■ Input material:
◆ ◆ ◆

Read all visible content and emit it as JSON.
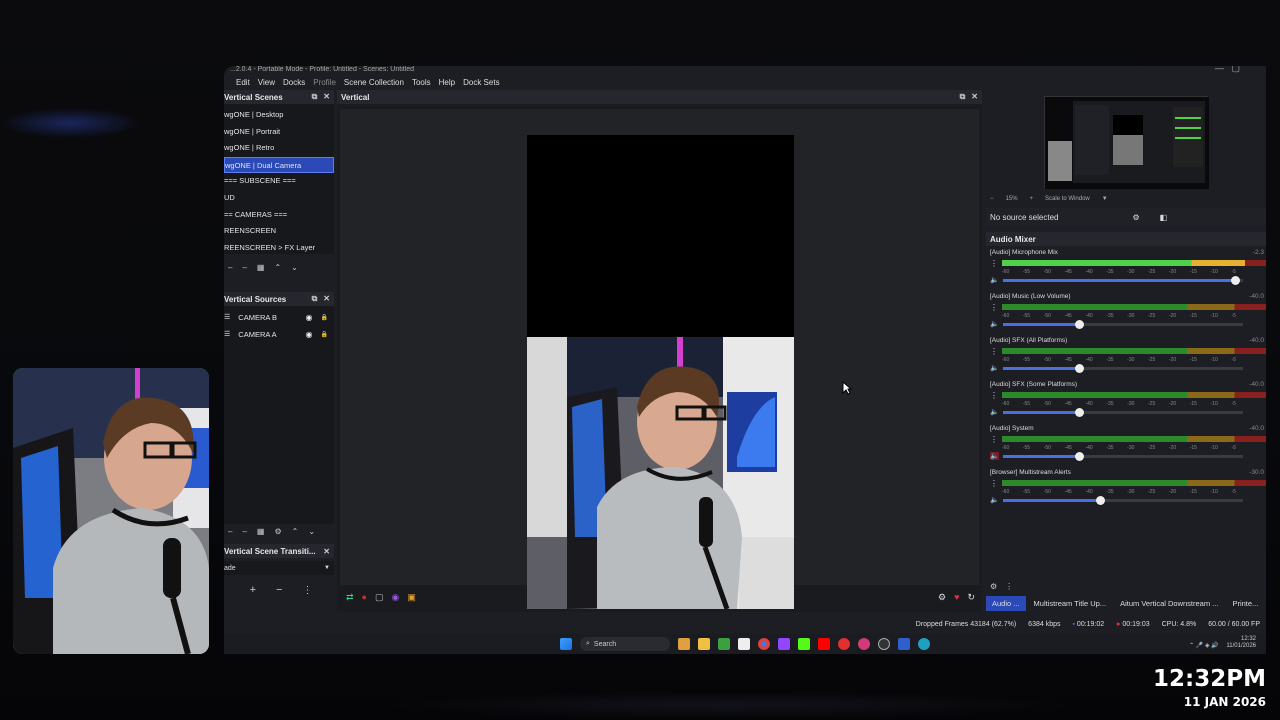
{
  "window": {
    "title": "...2.0.4 - Portable Mode - Profile: Untitled - Scenes: Untitled",
    "menu": [
      "Edit",
      "View",
      "Docks",
      "Profile",
      "Scene Collection",
      "Tools",
      "Help",
      "Dock Sets"
    ]
  },
  "scenes_dock": {
    "title": "Vertical Scenes",
    "items": [
      "wgONE | Desktop",
      "wgONE | Portrait",
      "wgONE | Retro",
      "wgONE | Dual Camera",
      "=== SUBSCENE ===",
      "UD",
      "== CAMERAS ===",
      "REENSCREEN",
      "REENSCREEN > FX Layer"
    ],
    "selected_index": 3
  },
  "sources_dock": {
    "title": "Vertical Sources",
    "items": [
      "CAMERA B",
      "CAMERA A"
    ]
  },
  "transitions_dock": {
    "title": "Vertical Scene Transiti...",
    "selected": "ade"
  },
  "preview": {
    "title": "Vertical"
  },
  "right": {
    "zoom": "15%",
    "scale_mode": "Scale to Window",
    "no_source": "No source selected"
  },
  "mixer": {
    "title": "Audio Mixer",
    "tick_labels": [
      "-60",
      "-55",
      "-50",
      "-45",
      "-40",
      "-35",
      "-30",
      "-25",
      "-20",
      "-15",
      "-10",
      "-5"
    ],
    "channels": [
      {
        "name": "[Audio] Microphone Mix",
        "db": "-2.3",
        "level": 0.92,
        "volume": 0.97,
        "muted": false
      },
      {
        "name": "[Audio] Music (Low Volume)",
        "db": "-40.0",
        "level": 0.0,
        "volume": 0.32,
        "muted": false
      },
      {
        "name": "[Audio] SFX (All Platforms)",
        "db": "-40.0",
        "level": 0.0,
        "volume": 0.32,
        "muted": false
      },
      {
        "name": "[Audio] SFX (Some Platforms)",
        "db": "-40.0",
        "level": 0.0,
        "volume": 0.32,
        "muted": false
      },
      {
        "name": "[Audio] System",
        "db": "-40.0",
        "level": 0.0,
        "volume": 0.32,
        "muted": true
      },
      {
        "name": "[Browser] Multistream Alerts",
        "db": "-30.0",
        "level": 0.0,
        "volume": 0.41,
        "muted": false
      }
    ]
  },
  "dock_tabs": [
    "Audio ...",
    "Multistream Title Up...",
    "Aitum Vertical Downstream ...",
    "Printe..."
  ],
  "status": {
    "dropped": "Dropped Frames 43184 (62.7%)",
    "bitrate": "6384 kbps",
    "rec_time": "00:19:02",
    "stream_time": "00:19:03",
    "cpu": "CPU: 4.8%",
    "fps": "60.00 / 60.00 FP"
  },
  "taskbar": {
    "search": "Search",
    "time": "12:32",
    "date": "11/01/2026"
  },
  "overlay": {
    "clock": "12:32PM",
    "date": "11 JAN 2026"
  },
  "colors": {
    "accent": "#2b4ab8",
    "meter_green": "#4fd14a",
    "meter_yellow": "#e6b030",
    "meter_red": "#c02a2a"
  }
}
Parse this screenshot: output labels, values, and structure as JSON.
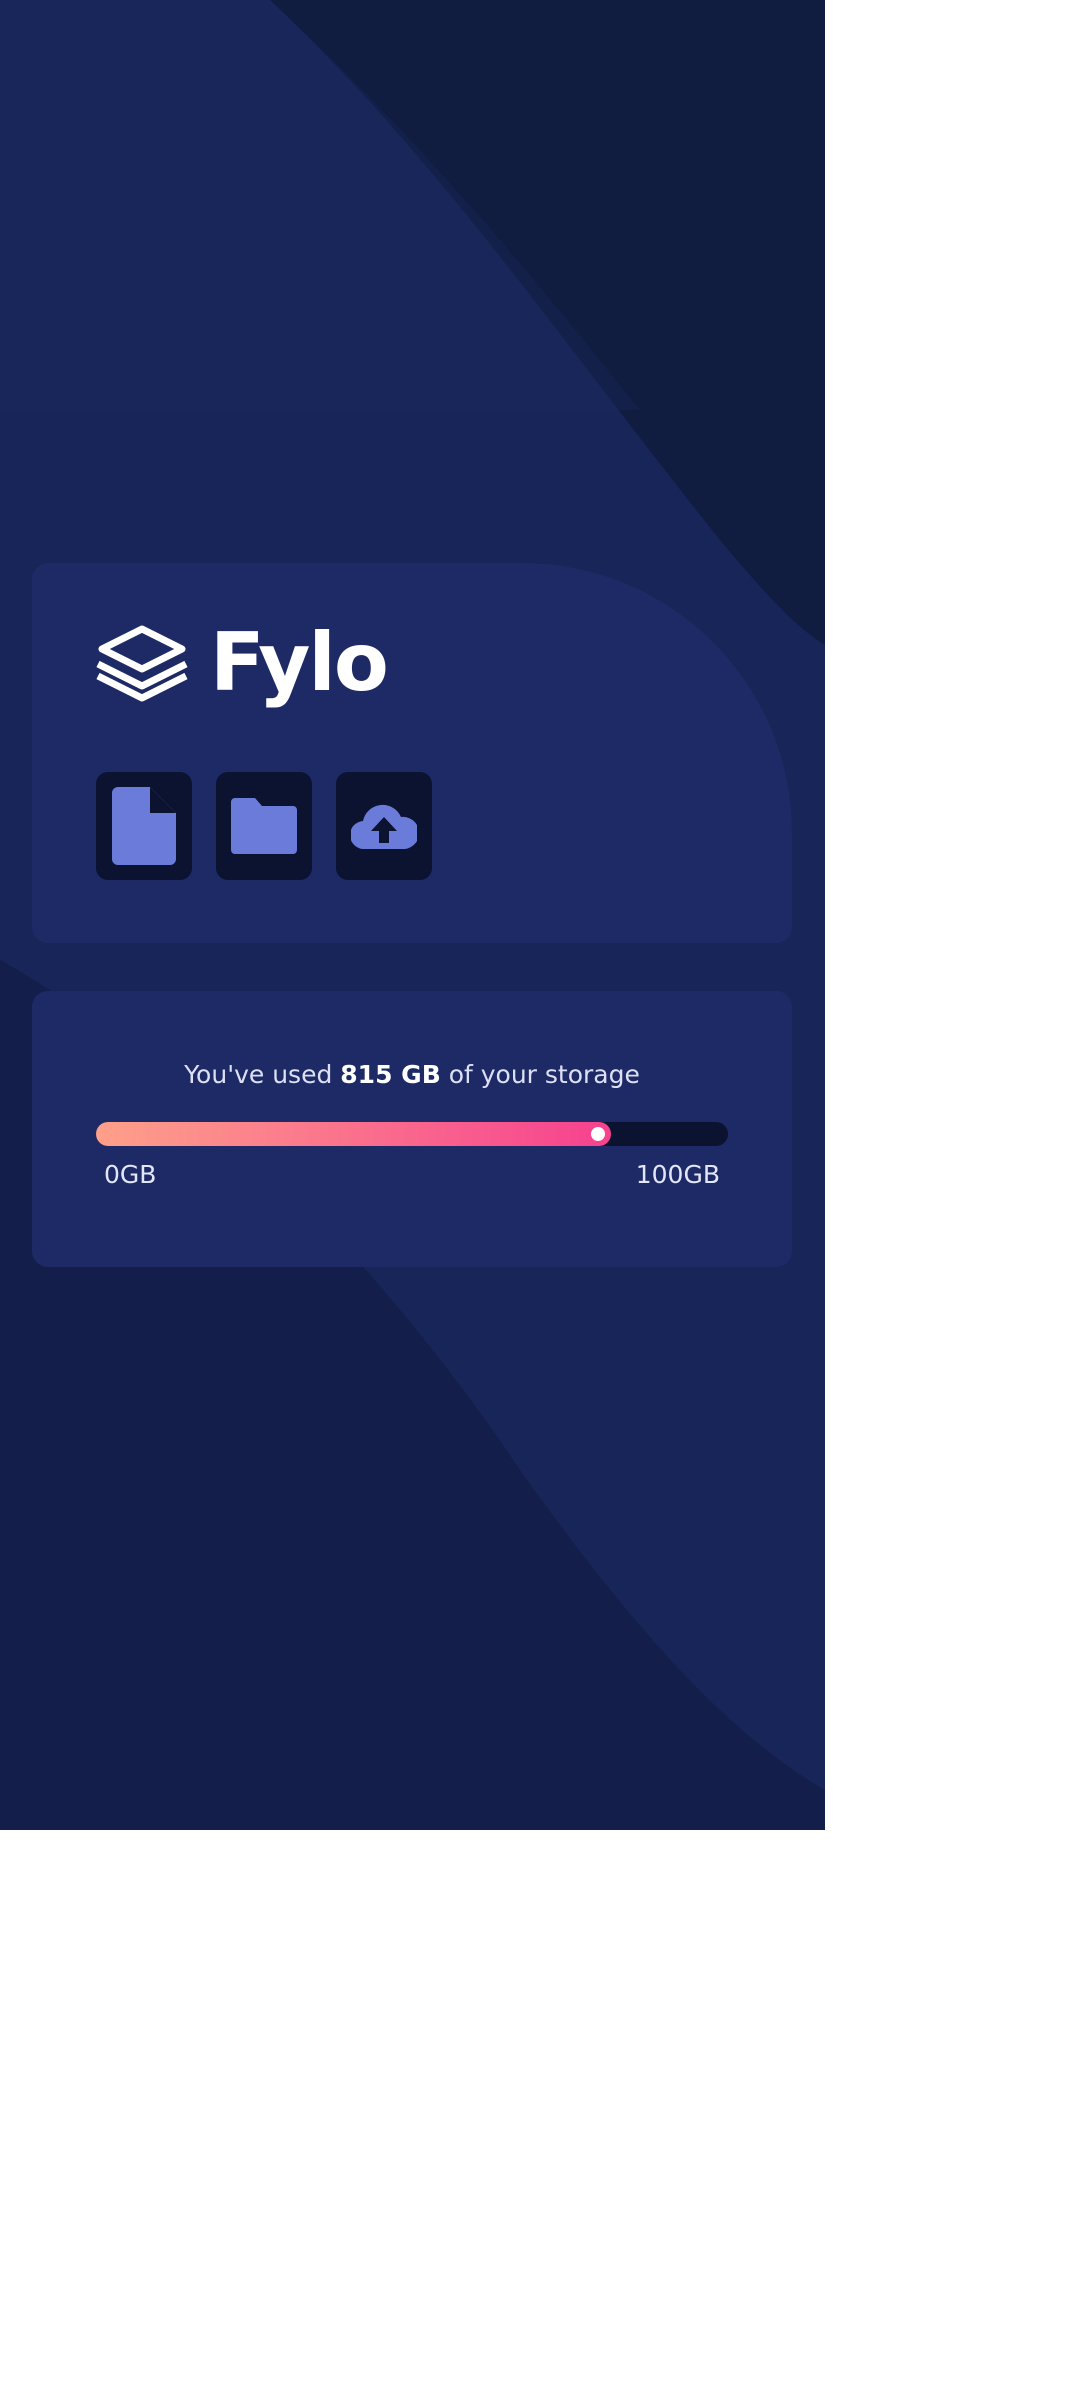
{
  "brand": {
    "name": "Fylo",
    "logo_icon": "stacked-layers-icon"
  },
  "icons": [
    {
      "name": "document-icon"
    },
    {
      "name": "folder-icon"
    },
    {
      "name": "cloud-upload-icon"
    }
  ],
  "storage": {
    "prefix": "You've used",
    "used": "815 GB",
    "suffix": "of your storage",
    "progress": 0.815,
    "min_label": "0GB",
    "max_label": "100GB"
  },
  "colors": {
    "background": "#101c40",
    "card": "#1d2a66",
    "tile": "#0c1330",
    "icon": "#6b7bd9",
    "gradient_start": "#fea08a",
    "gradient_end": "#f6418f"
  }
}
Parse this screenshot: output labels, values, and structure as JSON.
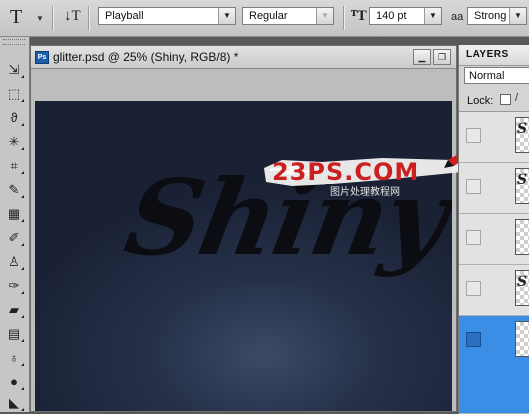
{
  "options_bar": {
    "tool_icon": "type-tool-icon",
    "orientation_icon": "text-orientation-icon",
    "font_family": "Playball",
    "font_style": "Regular",
    "size_icon": "font-size-icon",
    "font_size": "140 pt",
    "antialias_icon": "aa",
    "antialias": "Strong"
  },
  "toolbox": {
    "tools": [
      "move-tool-icon",
      "marquee-tool-icon",
      "lasso-tool-icon",
      "magic-wand-tool-icon",
      "crop-tool-icon",
      "eyedropper-tool-icon",
      "spot-healing-tool-icon",
      "brush-tool-icon",
      "clone-stamp-tool-icon",
      "history-brush-tool-icon",
      "eraser-tool-icon",
      "gradient-tool-icon",
      "blur-tool-icon",
      "dodge-tool-icon",
      "pen-tool-icon"
    ]
  },
  "document": {
    "title": "glitter.psd @ 25% (Shiny, RGB/8) *",
    "ps_badge": "Ps",
    "canvas_text": "Shiny",
    "watermark": {
      "main": "23PS.COM",
      "sub": "图片处理教程网"
    },
    "colors": {
      "canvas_dark": "#1a2135",
      "canvas_glow": "#3b4a66",
      "text": "#0b0d12"
    }
  },
  "layers_panel": {
    "tab": "LAYERS",
    "blend_mode": "Normal",
    "lock_label": "Lock:",
    "layers": [
      {
        "thumb_text": "S",
        "selected": false
      },
      {
        "thumb_text": "S",
        "selected": false
      },
      {
        "thumb_text": "",
        "selected": false
      },
      {
        "thumb_text": "S",
        "selected": false
      },
      {
        "thumb_text": "",
        "selected": true
      }
    ]
  }
}
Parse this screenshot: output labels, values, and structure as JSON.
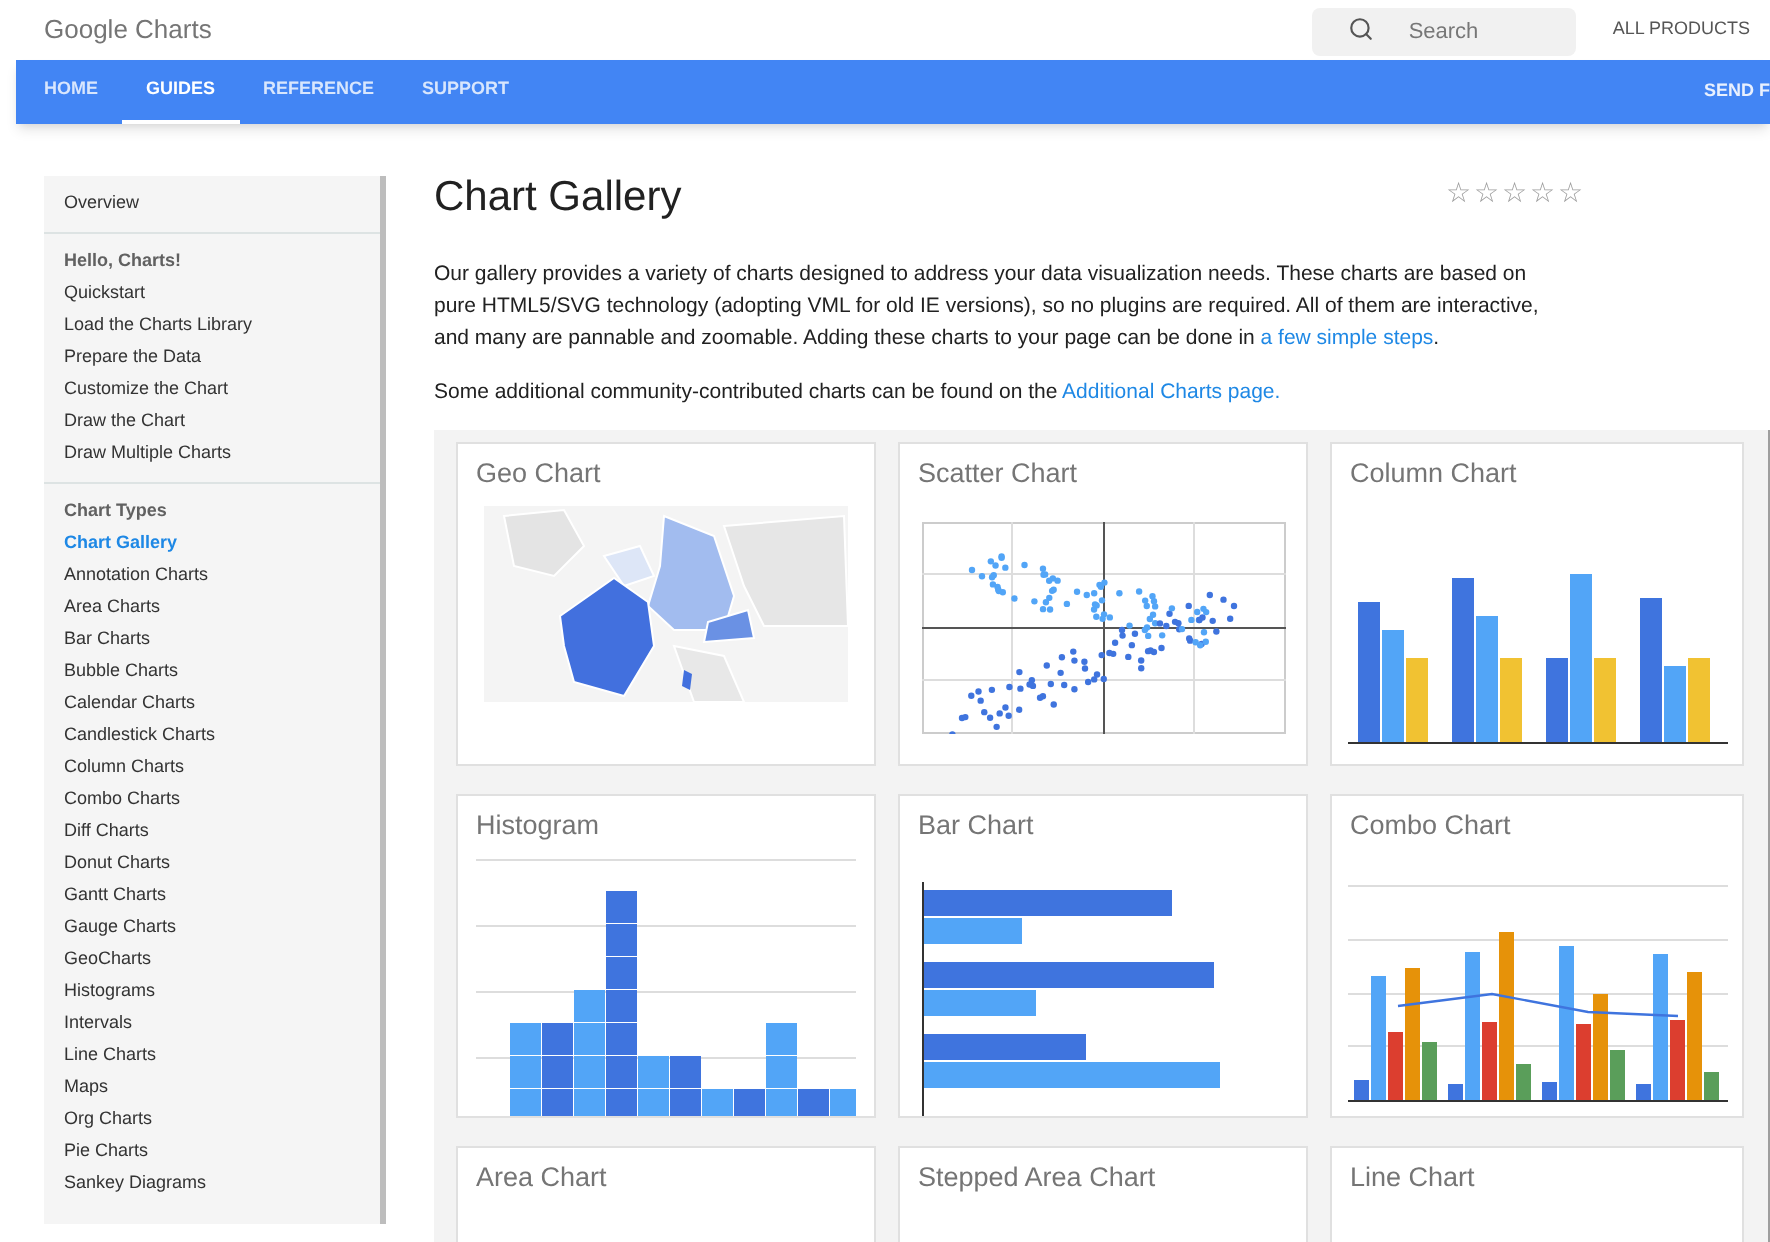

◆ ◆ ◆

■ Set exercise:
Without the pictures, restate all the entries above exactly.

■ Finished task:
Read all visible content and emit it as JSON.
{
  "window": {
    "title": "...2.0.4 - Portable Mode - Profile: Untitled - Scenes: Untitled",
    "menu": [
      "Edit",
      "View",
      "Docks",
      "Profile",
      "Scene Collection",
      "Tools",
      "Help",
      "Dock Sets"
    ]
  },
  "scenes_dock": {
    "title": "Vertical Scenes",
    "items": [
      "wgONE | Desktop",
      "wgONE | Portrait",
      "wgONE | Retro",
      "wgONE | Dual Camera",
      "=== SUBSCENE ===",
      "UD",
      "== CAMERAS ===",
      "REENSCREEN",
      "REENSCREEN > FX Layer"
    ],
    "selected_index": 3
  },
  "sources_dock": {
    "title": "Vertical Sources",
    "items": [
      "CAMERA B",
      "CAMERA A"
    ]
  },
  "transitions_dock": {
    "title": "Vertical Scene Transiti...",
    "selected": "ade"
  },
  "preview": {
    "title": "Vertical"
  },
  "right": {
    "zoom": "15%",
    "scale_mode": "Scale to Window",
    "no_source": "No source selected"
  },
  "mixer": {
    "title": "Audio Mixer",
    "tick_labels": [
      "-60",
      "-55",
      "-50",
      "-45",
      "-40",
      "-35",
      "-30",
      "-25",
      "-20",
      "-15",
      "-10",
      "-5"
    ],
    "channels": [
      {
        "name": "[Audio] Microphone Mix",
        "db": "-2.3",
        "level": 0.92,
        "volume": 0.97,
        "muted": false
      },
      {
        "name": "[Audio] Music (Low Volume)",
        "db": "-40.0",
        "level": 0.0,
        "volume": 0.32,
        "muted": false
      },
      {
        "name": "[Audio] SFX (All Platforms)",
        "db": "-40.0",
        "level": 0.0,
        "volume": 0.32,
        "muted": false
      },
      {
        "name": "[Audio] SFX (Some Platforms)",
        "db": "-40.0",
        "level": 0.0,
        "volume": 0.32,
        "muted": false
      },
      {
        "name": "[Audio] System",
        "db": "-40.0",
        "level": 0.0,
        "volume": 0.32,
        "muted": true
      },
      {
        "name": "[Browser] Multistream Alerts",
        "db": "-30.0",
        "level": 0.0,
        "volume": 0.41,
        "muted": false
      }
    ]
  },
  "dock_tabs": [
    "Audio ...",
    "Multistream Title Up...",
    "Aitum Vertical Downstream ...",
    "Printe..."
  ],
  "status": {
    "dropped": "Dropped Frames 43184 (62.7%)",
    "bitrate": "6384 kbps",
    "rec_time": "00:19:02",
    "stream_time": "00:19:03",
    "cpu": "CPU: 4.8%",
    "fps": "60.00 / 60.00 FP"
  },
  "taskbar": {
    "search": "Search",
    "time": "12:32",
    "date": "11/01/2026"
  },
  "overlay": {
    "clock": "12:32PM",
    "date": "11 JAN 2026"
  },
  "colors": {
    "accent": "#2b4ab8",
    "meter_green": "#4fd14a",
    "meter_yellow": "#e6b030",
    "meter_red": "#c02a2a"
  }
}
Parse this screenshot: output labels, values, and structure as JSON.
{
  "brand": {
    "name": "Fylo",
    "logo_icon": "stacked-layers-icon"
  },
  "icons": [
    {
      "name": "document-icon"
    },
    {
      "name": "folder-icon"
    },
    {
      "name": "cloud-upload-icon"
    }
  ],
  "storage": {
    "prefix": "You've used",
    "used": "815 GB",
    "suffix": "of your storage",
    "progress": 0.815,
    "min_label": "0GB",
    "max_label": "100GB"
  },
  "colors": {
    "background": "#101c40",
    "card": "#1d2a66",
    "tile": "#0c1330",
    "icon": "#6b7bd9",
    "gradient_start": "#fea08a",
    "gradient_end": "#f6418f"
  }
}
Parse this screenshot: output labels, values, and structure as JSON.
{
  "options_bar": {
    "tool_icon": "type-tool-icon",
    "orientation_icon": "text-orientation-icon",
    "font_family": "Playball",
    "font_style": "Regular",
    "size_icon": "font-size-icon",
    "font_size": "140 pt",
    "antialias_icon": "aa",
    "antialias": "Strong"
  },
  "toolbox": {
    "tools": [
      "move-tool-icon",
      "marquee-tool-icon",
      "lasso-tool-icon",
      "magic-wand-tool-icon",
      "crop-tool-icon",
      "eyedropper-tool-icon",
      "spot-healing-tool-icon",
      "brush-tool-icon",
      "clone-stamp-tool-icon",
      "history-brush-tool-icon",
      "eraser-tool-icon",
      "gradient-tool-icon",
      "blur-tool-icon",
      "dodge-tool-icon",
      "pen-tool-icon"
    ]
  },
  "document": {
    "title": "glitter.psd @ 25% (Shiny, RGB/8) *",
    "ps_badge": "Ps",
    "canvas_text": "Shiny",
    "watermark": {
      "main": "23PS.COM",
      "sub": "图片处理教程网"
    },
    "colors": {
      "canvas_dark": "#1a2135",
      "canvas_glow": "#3b4a66",
      "text": "#0b0d12"
    }
  },
  "layers_panel": {
    "tab": "LAYERS",
    "blend_mode": "Normal",
    "lock_label": "Lock:",
    "layers": [
      {
        "thumb_text": "S",
        "selected": false
      },
      {
        "thumb_text": "S",
        "selected": false
      },
      {
        "thumb_text": "",
        "selected": false
      },
      {
        "thumb_text": "S",
        "selected": false
      },
      {
        "thumb_text": "",
        "selected": true
      }
    ]
  }
}
Parse this screenshot: output labels, values, and structure as JSON.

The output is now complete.